[START]

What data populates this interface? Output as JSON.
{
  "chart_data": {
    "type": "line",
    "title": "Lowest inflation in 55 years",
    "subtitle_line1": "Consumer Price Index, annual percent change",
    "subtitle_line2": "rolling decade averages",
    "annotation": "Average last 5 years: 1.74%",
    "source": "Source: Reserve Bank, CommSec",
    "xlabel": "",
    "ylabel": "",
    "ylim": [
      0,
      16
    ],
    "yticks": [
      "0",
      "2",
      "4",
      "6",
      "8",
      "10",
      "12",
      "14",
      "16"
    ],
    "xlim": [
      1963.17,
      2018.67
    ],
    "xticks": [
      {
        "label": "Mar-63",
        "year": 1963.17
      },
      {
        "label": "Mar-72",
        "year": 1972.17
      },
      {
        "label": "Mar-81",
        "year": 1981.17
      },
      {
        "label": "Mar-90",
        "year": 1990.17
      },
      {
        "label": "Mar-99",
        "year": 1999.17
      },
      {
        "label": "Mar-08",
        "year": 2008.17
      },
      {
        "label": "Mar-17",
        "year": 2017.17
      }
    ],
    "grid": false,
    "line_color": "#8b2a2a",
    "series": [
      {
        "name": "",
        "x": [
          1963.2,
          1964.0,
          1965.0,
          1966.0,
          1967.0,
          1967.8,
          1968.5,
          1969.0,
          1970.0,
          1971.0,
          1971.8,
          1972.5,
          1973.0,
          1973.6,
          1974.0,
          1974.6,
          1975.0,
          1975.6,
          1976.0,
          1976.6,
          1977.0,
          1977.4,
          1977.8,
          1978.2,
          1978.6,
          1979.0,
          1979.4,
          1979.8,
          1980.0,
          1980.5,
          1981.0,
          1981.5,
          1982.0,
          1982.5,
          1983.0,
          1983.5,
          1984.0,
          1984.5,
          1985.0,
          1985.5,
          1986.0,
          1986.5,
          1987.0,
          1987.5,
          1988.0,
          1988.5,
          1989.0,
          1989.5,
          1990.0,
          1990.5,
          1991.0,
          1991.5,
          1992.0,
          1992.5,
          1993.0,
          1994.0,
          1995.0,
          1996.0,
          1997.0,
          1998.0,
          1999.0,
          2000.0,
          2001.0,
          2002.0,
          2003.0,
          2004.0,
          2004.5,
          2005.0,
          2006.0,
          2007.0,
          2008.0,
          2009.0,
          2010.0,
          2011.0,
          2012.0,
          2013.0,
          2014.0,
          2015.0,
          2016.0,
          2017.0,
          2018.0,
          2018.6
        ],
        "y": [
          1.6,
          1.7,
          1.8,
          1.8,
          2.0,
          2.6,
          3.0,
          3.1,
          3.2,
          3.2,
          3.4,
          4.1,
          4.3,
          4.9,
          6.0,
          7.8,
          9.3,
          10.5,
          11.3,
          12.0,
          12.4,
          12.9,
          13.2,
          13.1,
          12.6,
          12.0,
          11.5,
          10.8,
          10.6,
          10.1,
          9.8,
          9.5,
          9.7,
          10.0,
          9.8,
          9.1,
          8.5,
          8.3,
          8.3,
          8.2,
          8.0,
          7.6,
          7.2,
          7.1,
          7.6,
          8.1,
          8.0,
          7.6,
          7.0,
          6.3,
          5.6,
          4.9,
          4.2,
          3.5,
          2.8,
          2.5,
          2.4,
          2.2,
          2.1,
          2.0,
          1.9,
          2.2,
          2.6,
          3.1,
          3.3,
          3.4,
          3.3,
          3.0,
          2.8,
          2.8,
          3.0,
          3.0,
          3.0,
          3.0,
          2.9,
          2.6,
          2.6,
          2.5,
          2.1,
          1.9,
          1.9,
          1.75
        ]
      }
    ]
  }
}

[END]

▶ [EXERCISE DIRECTIONS] Retype the material above, line by line, exactly.

▶ [ANSWER BELOW]
What data populates this interface? Output as JSON.
{
  "chart_data": {
    "type": "line",
    "title": "Lowest inflation in 55 years",
    "subtitle_line1": "Consumer Price Index, annual percent change",
    "subtitle_line2": "rolling decade averages",
    "annotation": "Average last 5 years: 1.74%",
    "source": "Source: Reserve Bank, CommSec",
    "xlabel": "",
    "ylabel": "",
    "ylim": [
      0,
      16
    ],
    "yticks": [
      "0",
      "2",
      "4",
      "6",
      "8",
      "10",
      "12",
      "14",
      "16"
    ],
    "xlim": [
      1963.17,
      2018.67
    ],
    "xticks": [
      {
        "label": "Mar-63",
        "year": 1963.17
      },
      {
        "label": "Mar-72",
        "year": 1972.17
      },
      {
        "label": "Mar-81",
        "year": 1981.17
      },
      {
        "label": "Mar-90",
        "year": 1990.17
      },
      {
        "label": "Mar-99",
        "year": 1999.17
      },
      {
        "label": "Mar-08",
        "year": 2008.17
      },
      {
        "label": "Mar-17",
        "year": 2017.17
      }
    ],
    "grid": false,
    "line_color": "#8b2a2a",
    "series": [
      {
        "name": "",
        "x": [
          1963.2,
          1964.0,
          1965.0,
          1966.0,
          1967.0,
          1967.8,
          1968.5,
          1969.0,
          1970.0,
          1971.0,
          1971.8,
          1972.5,
          1973.0,
          1973.6,
          1974.0,
          1974.6,
          1975.0,
          1975.6,
          1976.0,
          1976.6,
          1977.0,
          1977.4,
          1977.8,
          1978.2,
          1978.6,
          1979.0,
          1979.4,
          1979.8,
          1980.0,
          1980.5,
          1981.0,
          1981.5,
          1982.0,
          1982.5,
          1983.0,
          1983.5,
          1984.0,
          1984.5,
          1985.0,
          1985.5,
          1986.0,
          1986.5,
          1987.0,
          1987.5,
          1988.0,
          1988.5,
          1989.0,
          1989.5,
          1990.0,
          1990.5,
          1991.0,
          1991.5,
          1992.0,
          1992.5,
          1993.0,
          1994.0,
          1995.0,
          1996.0,
          1997.0,
          1998.0,
          1999.0,
          2000.0,
          2001.0,
          2002.0,
          2003.0,
          2004.0,
          2004.5,
          2005.0,
          2006.0,
          2007.0,
          2008.0,
          2009.0,
          2010.0,
          2011.0,
          2012.0,
          2013.0,
          2014.0,
          2015.0,
          2016.0,
          2017.0,
          2018.0,
          2018.6
        ],
        "y": [
          1.6,
          1.7,
          1.8,
          1.8,
          2.0,
          2.6,
          3.0,
          3.1,
          3.2,
          3.2,
          3.4,
          4.1,
          4.3,
          4.9,
          6.0,
          7.8,
          9.3,
          10.5,
          11.3,
          12.0,
          12.4,
          12.9,
          13.2,
          13.1,
          12.6,
          12.0,
          11.5,
          10.8,
          10.6,
          10.1,
          9.8,
          9.5,
          9.7,
          10.0,
          9.8,
          9.1,
          8.5,
          8.3,
          8.3,
          8.2,
          8.0,
          7.6,
          7.2,
          7.1,
          7.6,
          8.1,
          8.0,
          7.6,
          7.0,
          6.3,
          5.6,
          4.9,
          4.2,
          3.5,
          2.8,
          2.5,
          2.4,
          2.2,
          2.1,
          2.0,
          1.9,
          2.2,
          2.6,
          3.1,
          3.3,
          3.4,
          3.3,
          3.0,
          2.8,
          2.8,
          3.0,
          3.0,
          3.0,
          3.0,
          2.9,
          2.6,
          2.6,
          2.5,
          2.1,
          1.9,
          1.9,
          1.75
        ]
      }
    ]
  }
}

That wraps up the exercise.